Raw records
Begin

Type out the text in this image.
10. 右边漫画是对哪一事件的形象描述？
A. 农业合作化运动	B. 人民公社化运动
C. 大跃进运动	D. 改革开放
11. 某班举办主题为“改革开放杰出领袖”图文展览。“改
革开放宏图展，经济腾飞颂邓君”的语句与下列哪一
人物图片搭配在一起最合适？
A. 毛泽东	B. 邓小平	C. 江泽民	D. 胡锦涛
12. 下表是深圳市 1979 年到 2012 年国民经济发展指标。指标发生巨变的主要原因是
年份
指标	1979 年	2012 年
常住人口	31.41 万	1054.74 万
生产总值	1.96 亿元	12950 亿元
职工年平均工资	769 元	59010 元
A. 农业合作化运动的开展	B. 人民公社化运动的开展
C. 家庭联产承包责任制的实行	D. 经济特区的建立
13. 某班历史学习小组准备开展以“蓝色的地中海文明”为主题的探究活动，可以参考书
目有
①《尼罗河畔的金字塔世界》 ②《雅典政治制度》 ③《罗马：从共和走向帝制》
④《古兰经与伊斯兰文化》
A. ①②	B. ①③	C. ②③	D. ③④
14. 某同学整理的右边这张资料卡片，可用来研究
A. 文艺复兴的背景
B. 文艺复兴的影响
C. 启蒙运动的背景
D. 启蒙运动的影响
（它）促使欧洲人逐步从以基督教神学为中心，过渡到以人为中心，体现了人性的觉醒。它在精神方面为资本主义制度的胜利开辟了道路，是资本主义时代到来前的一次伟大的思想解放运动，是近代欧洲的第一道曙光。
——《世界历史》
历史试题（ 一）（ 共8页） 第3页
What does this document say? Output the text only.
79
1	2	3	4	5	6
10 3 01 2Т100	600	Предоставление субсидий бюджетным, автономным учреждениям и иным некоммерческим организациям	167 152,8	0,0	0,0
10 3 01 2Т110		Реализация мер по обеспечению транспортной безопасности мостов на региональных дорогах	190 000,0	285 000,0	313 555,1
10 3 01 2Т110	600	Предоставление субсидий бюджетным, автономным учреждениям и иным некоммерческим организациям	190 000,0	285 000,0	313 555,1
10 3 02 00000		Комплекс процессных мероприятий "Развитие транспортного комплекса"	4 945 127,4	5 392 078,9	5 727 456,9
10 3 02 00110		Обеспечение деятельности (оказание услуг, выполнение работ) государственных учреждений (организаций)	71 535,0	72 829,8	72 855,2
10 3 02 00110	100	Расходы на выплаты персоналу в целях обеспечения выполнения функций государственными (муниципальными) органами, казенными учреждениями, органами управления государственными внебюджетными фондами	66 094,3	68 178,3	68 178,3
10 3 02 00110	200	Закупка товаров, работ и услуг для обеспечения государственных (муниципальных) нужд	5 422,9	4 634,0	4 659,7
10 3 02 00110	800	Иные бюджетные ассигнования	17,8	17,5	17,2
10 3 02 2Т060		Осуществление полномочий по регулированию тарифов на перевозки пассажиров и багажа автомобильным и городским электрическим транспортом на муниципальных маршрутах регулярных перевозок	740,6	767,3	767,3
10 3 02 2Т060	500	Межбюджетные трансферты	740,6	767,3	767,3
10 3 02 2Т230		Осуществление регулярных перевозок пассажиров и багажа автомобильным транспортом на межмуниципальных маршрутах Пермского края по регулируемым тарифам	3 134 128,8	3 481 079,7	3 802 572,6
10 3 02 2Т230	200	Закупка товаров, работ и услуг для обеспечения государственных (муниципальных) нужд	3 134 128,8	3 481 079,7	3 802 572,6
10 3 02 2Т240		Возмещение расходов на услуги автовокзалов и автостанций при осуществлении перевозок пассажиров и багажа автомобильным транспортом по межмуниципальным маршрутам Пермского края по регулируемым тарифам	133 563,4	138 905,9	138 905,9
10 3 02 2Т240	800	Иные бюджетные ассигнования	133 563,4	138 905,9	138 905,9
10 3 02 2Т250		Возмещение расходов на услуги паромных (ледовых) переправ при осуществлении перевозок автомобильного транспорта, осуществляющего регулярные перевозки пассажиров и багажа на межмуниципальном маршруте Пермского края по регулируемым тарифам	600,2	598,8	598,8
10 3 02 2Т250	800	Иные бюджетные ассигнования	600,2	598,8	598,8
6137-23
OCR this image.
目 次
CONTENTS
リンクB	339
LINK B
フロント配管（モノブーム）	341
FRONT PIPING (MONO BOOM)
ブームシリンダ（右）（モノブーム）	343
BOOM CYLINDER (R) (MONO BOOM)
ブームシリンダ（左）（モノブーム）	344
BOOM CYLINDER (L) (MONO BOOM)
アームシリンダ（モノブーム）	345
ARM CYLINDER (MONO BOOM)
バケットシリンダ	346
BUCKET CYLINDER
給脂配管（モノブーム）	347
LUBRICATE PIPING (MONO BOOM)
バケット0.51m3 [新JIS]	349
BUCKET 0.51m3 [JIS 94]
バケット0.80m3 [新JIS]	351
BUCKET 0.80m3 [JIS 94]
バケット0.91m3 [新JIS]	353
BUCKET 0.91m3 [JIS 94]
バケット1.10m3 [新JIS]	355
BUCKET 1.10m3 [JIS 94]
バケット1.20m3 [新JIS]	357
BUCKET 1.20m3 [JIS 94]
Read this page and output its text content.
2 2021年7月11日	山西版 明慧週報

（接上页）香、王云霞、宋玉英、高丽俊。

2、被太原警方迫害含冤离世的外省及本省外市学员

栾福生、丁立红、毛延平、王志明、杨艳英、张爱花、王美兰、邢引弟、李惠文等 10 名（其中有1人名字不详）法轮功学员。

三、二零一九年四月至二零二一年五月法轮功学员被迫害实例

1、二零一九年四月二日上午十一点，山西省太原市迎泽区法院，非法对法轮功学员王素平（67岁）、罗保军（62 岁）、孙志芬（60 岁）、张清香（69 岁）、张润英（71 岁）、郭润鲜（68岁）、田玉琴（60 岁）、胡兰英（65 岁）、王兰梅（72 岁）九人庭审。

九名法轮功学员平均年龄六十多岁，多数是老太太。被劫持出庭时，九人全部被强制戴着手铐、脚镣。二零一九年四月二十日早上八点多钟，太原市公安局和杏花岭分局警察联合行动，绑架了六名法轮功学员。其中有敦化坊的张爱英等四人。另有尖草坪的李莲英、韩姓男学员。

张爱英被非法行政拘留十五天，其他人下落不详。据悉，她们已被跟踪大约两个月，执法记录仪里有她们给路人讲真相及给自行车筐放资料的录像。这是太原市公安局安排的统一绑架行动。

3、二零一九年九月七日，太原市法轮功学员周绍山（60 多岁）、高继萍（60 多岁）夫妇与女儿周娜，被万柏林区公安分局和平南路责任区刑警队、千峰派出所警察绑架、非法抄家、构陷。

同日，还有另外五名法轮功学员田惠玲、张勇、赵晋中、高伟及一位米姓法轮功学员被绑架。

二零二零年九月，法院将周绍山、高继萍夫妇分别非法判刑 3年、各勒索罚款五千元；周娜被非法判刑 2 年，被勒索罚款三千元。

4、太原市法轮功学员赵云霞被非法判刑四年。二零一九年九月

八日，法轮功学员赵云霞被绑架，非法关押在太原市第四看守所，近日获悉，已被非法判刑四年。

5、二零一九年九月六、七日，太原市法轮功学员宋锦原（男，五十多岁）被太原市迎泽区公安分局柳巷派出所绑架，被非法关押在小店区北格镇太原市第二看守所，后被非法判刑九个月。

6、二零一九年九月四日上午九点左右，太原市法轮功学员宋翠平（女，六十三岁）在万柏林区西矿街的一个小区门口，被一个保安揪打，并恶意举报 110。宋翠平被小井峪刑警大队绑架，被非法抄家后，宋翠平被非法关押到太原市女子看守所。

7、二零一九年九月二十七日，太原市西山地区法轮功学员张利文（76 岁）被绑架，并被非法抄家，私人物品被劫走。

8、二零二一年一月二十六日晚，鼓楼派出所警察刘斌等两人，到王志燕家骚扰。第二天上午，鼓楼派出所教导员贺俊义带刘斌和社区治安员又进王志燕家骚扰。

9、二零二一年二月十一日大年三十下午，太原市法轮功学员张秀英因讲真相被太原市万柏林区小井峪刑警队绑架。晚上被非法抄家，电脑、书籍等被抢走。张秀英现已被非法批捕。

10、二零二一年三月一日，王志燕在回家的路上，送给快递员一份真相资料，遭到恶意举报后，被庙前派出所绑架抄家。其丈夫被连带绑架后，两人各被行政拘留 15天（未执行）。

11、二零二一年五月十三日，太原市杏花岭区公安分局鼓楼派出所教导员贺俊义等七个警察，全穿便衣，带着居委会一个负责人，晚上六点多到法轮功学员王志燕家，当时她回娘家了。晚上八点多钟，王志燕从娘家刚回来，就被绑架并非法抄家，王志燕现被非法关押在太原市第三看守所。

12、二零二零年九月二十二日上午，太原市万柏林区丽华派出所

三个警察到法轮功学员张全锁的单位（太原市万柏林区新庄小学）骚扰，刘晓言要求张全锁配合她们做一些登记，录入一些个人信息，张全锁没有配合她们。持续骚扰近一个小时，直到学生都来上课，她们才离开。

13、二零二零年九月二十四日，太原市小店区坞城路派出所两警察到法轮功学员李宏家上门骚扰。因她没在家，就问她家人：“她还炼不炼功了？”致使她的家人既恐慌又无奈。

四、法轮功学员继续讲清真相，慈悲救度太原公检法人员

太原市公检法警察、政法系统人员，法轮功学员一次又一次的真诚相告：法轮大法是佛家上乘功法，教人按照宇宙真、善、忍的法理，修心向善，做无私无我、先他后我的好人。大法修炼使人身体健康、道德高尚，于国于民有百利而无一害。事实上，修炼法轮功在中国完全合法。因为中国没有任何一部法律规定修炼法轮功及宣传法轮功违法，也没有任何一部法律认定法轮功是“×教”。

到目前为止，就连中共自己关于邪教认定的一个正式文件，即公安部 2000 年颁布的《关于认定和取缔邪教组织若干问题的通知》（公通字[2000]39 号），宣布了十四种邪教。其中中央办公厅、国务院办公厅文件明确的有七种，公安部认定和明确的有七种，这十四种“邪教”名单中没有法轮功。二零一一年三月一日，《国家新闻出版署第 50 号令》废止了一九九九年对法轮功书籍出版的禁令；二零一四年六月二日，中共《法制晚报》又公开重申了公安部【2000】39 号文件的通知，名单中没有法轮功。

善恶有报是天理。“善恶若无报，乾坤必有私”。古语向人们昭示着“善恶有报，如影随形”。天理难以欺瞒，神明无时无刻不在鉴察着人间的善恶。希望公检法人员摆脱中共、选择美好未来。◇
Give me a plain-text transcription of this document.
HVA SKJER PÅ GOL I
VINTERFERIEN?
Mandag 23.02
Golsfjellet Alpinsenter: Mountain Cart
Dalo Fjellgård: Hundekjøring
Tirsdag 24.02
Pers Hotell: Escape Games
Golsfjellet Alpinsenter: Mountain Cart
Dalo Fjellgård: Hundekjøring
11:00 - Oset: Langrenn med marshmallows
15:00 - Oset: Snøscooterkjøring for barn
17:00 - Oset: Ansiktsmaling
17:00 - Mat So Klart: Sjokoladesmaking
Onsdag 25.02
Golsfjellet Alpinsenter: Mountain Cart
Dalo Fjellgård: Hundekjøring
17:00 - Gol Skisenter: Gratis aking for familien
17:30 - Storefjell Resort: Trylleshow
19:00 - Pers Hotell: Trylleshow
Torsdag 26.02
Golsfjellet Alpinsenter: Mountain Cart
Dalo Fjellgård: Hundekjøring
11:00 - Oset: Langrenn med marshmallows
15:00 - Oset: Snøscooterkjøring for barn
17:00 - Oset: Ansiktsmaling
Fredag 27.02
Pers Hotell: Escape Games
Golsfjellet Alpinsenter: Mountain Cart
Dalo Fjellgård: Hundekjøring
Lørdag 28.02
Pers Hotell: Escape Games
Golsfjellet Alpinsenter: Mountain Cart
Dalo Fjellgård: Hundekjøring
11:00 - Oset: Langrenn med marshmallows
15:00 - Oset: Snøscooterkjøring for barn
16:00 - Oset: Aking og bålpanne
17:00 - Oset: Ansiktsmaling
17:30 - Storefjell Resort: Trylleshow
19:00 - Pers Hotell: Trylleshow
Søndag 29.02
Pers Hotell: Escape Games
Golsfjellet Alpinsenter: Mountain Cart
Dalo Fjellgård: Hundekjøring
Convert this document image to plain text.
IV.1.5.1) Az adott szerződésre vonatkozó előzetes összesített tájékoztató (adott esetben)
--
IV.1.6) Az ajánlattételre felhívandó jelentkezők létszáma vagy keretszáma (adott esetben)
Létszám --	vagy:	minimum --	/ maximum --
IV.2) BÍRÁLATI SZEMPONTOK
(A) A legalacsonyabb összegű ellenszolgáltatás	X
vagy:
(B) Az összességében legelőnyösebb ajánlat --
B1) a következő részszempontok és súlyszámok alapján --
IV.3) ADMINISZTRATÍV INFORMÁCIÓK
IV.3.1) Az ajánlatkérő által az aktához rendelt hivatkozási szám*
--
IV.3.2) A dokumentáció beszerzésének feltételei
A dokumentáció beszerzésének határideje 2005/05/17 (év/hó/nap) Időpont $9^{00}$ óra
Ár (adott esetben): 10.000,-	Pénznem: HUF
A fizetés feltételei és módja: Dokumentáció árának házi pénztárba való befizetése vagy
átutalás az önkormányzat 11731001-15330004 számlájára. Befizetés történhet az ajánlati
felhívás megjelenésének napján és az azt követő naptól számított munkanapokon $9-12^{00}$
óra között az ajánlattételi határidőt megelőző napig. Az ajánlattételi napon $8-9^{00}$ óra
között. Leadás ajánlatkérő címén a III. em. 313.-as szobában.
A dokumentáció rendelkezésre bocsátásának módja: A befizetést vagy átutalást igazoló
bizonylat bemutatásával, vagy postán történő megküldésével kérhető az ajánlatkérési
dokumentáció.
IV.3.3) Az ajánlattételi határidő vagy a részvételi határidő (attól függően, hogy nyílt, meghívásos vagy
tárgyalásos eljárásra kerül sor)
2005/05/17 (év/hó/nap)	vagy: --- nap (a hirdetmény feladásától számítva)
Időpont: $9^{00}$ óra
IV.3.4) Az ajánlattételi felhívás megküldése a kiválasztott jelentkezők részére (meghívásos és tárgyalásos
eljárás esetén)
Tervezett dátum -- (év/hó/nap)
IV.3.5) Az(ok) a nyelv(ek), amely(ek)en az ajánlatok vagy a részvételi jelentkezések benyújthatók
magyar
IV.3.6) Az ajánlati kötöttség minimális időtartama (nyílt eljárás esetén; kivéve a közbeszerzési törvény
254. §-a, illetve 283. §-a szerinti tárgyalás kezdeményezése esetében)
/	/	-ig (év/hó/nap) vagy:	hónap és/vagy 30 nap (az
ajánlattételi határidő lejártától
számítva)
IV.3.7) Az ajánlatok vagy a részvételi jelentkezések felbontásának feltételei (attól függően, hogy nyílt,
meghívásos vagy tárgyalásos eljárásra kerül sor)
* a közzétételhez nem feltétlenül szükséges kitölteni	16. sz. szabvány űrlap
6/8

End

### GIVEN INSTRUCTION
Show all lines in the entries above where the string "BOOM" appears.

### WRITTEN REPLY
FRONT PIPING (MONO BOOM)
BOOM CYLINDER (R) (MONO BOOM)
BOOM CYLINDER (L) (MONO BOOM)
ARM CYLINDER (MONO BOOM)
LUBRICATE PIPING (MONO BOOM)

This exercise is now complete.